-- BEGIN Given information --

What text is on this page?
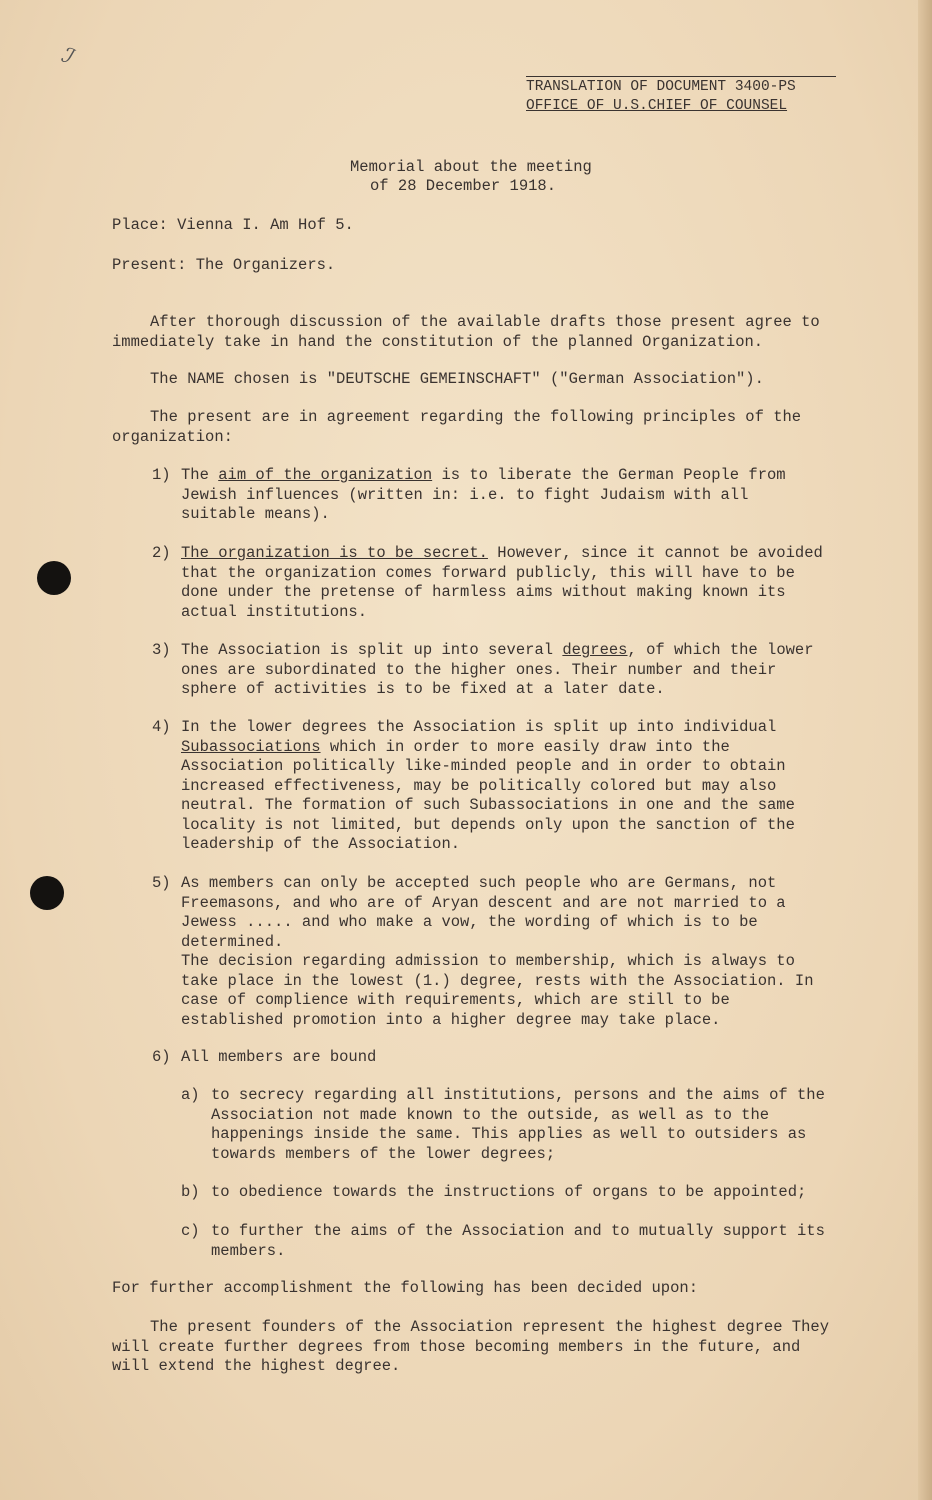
ℐ
TRANSLATION OF DOCUMENT 3400-PS
OFFICE OF U.S.CHIEF OF COUNSEL
Memorial about the meeting
of 28 December 1918.

Place: Vienna I. Am Hof 5.

Present: The Organizers.

After thorough discussion of the available drafts those present agree to immediately take in hand the constitution of the planned Organization.

The NAME chosen is "DEUTSCHE GEMEINSCHAFT" ("German Association").

The present are in agreement regarding the following principles of the organization:

1) The aim of the organization is to liberate the German People from Jewish influences (written in: i.e. to fight Judaism with all suitable means).
2) The organization is to be secret. However, since it cannot be avoided that the organization comes forward publicly, this will have to be done under the pretense of harmless aims without making known its actual institutions.
3) The Association is split up into several degrees, of which the lower ones are subordinated to the higher ones. Their number and their sphere of activities is to be fixed at a later date.
4) In the lower degrees the Association is split up into individual Subassociations which in order to more easily draw into the Association politically like-minded people and in order to obtain increased effectiveness, may be politically colored but may also neutral. The formation of such Subassociations in one and the same locality is not limited, but depends only upon the sanction of the leadership of the Association.
5) As members can only be accepted such people who are Germans, not Freemasons, and who are of Aryan descent and are not married to a Jewess ..... and who make a vow, the wording of which is to be determined.
The decision regarding admission to membership, which is always to take place in the lowest (1.) degree, rests with the Association. In case of complience with requirements, which are still to be established promotion into a higher degree may take place.
6) All members are bound
a) to secrecy regarding all institutions, persons and the aims of the Association not made known to the outside, as well as to the happenings inside the same. This applies as well to outsiders as towards members of the lower degrees;
b) to obedience towards the instructions of organs to be appointed;
c) to further the aims of the Association and to mutually support its members.

For further accomplishment the following has been decided upon:

The present founders of the Association represent the highest degree They will create further degrees from those becoming members in the future, and will extend the highest degree.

-- END Given information --

**Task to carry out**.
Where a line holds "known", copy it out.

**Task solution**.
2) The organization is to be secret. However, since it cannot be avoided that the organization comes forward publicly, this will have to be done under the pretense of harmless aims without making known its actual institutions.
a) to secrecy regarding all institutions, persons and the aims of the Association not made known to the outside, as well as to the happenings inside the same. This applies as well to outsiders as towards members of the lower degrees;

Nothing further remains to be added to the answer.